INSTRUCTION. Reproduce verbatim the part of the records that opens with the first line and closes with the line containing "panel-lo-x-tick-label: 03:00: [474, 199, 510, 213]", including both of those lines.

SUPPLIED RECORDS.
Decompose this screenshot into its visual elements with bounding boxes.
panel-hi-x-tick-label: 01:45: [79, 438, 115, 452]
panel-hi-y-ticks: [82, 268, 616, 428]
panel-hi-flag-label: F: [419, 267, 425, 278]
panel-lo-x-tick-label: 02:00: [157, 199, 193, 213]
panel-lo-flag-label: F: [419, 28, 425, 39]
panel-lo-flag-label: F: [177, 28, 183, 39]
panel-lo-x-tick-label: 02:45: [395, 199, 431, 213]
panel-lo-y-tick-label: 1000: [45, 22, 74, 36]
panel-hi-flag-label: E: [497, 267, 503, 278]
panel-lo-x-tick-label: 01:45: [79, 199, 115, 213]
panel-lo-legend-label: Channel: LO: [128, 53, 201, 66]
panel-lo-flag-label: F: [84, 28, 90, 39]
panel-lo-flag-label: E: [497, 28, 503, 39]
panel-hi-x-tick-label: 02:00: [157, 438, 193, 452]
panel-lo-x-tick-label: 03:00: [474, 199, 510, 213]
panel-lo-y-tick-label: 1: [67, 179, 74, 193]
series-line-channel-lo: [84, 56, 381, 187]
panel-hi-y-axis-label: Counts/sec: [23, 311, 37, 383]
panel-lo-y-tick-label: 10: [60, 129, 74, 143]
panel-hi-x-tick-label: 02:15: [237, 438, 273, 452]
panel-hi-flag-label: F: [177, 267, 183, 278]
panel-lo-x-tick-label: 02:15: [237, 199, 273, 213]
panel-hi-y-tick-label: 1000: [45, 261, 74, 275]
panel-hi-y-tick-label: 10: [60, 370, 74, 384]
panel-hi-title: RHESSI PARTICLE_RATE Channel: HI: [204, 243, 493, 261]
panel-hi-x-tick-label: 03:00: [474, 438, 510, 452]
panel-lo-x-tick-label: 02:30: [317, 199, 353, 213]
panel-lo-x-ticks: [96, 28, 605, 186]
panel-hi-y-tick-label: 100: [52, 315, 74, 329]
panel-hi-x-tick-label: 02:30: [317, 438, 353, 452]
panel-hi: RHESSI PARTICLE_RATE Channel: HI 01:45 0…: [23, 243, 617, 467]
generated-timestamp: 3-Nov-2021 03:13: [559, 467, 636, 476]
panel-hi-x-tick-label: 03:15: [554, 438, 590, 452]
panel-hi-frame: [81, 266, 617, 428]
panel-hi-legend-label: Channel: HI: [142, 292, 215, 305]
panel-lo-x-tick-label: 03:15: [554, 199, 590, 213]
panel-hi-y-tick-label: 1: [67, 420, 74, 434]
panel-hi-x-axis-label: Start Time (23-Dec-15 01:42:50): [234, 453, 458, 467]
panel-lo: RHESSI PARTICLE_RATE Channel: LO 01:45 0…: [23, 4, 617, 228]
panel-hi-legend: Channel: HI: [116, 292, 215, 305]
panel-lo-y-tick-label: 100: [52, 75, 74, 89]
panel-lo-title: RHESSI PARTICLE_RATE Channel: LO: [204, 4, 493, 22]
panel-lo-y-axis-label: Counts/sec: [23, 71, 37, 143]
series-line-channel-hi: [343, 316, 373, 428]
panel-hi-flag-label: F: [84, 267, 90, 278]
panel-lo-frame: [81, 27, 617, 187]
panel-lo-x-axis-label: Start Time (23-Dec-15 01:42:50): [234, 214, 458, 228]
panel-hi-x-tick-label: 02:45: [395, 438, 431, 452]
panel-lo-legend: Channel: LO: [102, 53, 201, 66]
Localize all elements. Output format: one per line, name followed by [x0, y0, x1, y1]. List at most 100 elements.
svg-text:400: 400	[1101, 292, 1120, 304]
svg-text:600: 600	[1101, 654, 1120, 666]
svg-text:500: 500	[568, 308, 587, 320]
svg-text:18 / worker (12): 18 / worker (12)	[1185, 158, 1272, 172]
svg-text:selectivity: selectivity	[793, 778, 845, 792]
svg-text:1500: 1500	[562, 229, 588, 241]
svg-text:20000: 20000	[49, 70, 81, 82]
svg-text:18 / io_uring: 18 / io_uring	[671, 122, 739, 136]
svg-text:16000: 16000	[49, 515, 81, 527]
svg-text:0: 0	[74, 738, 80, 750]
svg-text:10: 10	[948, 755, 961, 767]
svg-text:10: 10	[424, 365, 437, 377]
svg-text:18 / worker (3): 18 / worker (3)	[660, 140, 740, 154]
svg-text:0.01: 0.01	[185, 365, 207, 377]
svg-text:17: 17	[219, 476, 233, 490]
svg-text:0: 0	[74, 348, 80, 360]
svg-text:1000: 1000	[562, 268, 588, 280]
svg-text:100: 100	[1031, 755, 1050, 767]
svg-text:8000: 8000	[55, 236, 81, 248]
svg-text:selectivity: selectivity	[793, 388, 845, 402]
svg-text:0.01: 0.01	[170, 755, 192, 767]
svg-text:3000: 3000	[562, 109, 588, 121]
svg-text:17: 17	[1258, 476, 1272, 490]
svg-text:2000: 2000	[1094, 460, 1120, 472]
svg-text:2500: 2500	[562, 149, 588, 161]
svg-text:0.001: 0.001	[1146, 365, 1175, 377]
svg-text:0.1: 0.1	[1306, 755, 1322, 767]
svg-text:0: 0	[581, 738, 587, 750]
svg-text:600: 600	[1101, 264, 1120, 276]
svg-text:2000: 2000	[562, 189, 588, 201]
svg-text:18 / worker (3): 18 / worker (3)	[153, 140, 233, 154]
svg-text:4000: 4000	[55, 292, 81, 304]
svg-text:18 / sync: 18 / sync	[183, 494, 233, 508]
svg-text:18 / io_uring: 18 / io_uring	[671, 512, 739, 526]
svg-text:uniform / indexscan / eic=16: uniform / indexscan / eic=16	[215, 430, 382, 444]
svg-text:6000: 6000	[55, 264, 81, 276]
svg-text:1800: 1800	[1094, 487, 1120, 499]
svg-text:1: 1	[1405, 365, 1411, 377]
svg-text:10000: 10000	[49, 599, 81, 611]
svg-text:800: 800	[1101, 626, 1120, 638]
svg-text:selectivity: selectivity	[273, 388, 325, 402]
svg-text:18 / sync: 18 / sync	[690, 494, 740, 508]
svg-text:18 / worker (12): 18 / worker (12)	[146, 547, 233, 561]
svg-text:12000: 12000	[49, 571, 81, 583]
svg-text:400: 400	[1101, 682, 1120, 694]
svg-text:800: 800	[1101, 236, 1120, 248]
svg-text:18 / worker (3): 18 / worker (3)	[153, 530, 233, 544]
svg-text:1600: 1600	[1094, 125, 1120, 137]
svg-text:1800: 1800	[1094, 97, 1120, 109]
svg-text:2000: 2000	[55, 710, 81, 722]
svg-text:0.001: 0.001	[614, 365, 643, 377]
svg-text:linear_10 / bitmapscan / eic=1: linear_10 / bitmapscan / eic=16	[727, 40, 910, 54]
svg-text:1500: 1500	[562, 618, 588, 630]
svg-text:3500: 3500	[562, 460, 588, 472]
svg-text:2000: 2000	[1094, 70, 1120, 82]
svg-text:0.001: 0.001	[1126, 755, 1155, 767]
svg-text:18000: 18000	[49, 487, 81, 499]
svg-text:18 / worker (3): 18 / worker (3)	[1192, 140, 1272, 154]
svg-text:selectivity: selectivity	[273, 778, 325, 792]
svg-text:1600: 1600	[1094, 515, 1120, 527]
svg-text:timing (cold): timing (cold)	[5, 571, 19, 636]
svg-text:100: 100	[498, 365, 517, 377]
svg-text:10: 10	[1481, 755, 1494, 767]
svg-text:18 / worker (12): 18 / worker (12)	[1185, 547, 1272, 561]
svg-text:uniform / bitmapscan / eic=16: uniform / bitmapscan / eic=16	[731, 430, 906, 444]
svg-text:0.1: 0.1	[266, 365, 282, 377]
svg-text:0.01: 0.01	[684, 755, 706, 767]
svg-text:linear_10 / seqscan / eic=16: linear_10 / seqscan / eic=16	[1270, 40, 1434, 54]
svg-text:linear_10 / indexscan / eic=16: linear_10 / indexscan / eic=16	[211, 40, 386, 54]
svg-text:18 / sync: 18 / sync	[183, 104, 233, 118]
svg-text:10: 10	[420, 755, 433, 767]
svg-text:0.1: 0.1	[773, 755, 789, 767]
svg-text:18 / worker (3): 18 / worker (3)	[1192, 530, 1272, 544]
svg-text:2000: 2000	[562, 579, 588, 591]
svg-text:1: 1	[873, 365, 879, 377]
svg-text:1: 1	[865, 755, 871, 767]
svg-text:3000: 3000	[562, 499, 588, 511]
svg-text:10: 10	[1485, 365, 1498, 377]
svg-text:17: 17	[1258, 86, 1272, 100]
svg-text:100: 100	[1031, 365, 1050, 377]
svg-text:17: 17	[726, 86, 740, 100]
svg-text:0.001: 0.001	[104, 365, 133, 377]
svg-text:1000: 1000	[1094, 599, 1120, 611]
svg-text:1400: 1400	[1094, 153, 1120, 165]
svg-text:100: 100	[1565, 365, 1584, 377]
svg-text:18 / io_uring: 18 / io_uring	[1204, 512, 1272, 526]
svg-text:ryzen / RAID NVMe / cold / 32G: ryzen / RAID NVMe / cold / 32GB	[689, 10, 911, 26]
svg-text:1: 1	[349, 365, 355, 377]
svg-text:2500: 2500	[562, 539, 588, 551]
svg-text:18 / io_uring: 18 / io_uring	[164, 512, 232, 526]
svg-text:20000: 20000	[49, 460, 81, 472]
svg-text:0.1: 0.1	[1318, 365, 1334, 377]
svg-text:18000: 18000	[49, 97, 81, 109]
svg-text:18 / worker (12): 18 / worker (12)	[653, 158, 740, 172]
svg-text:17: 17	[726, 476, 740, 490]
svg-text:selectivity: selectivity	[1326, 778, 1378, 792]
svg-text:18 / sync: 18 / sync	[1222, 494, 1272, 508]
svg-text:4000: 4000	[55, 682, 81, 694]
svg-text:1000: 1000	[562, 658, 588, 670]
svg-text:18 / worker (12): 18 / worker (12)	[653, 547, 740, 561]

RESPONSE TO THE EXERCISE.
Decompose this screenshot into its visual elements with bounding boxes.
panel-hi-x-tick-label: 01:45: [79, 438, 115, 452]
panel-hi-y-ticks: [82, 268, 616, 428]
panel-hi-flag-label: F: [419, 267, 425, 278]
panel-lo-x-tick-label: 02:00: [157, 199, 193, 213]
panel-lo-flag-label: F: [419, 28, 425, 39]
panel-lo-flag-label: F: [177, 28, 183, 39]
panel-lo-x-tick-label: 02:45: [395, 199, 431, 213]
panel-lo-y-tick-label: 1000: [45, 22, 74, 36]
panel-hi-flag-label: E: [497, 267, 503, 278]
panel-lo-x-tick-label: 01:45: [79, 199, 115, 213]
panel-lo-legend-label: Channel: LO: [128, 53, 201, 66]
panel-lo-flag-label: F: [84, 28, 90, 39]
panel-lo-flag-label: E: [497, 28, 503, 39]
panel-hi-x-tick-label: 02:00: [157, 438, 193, 452]
panel-lo-x-tick-label: 03:00: [474, 199, 510, 213]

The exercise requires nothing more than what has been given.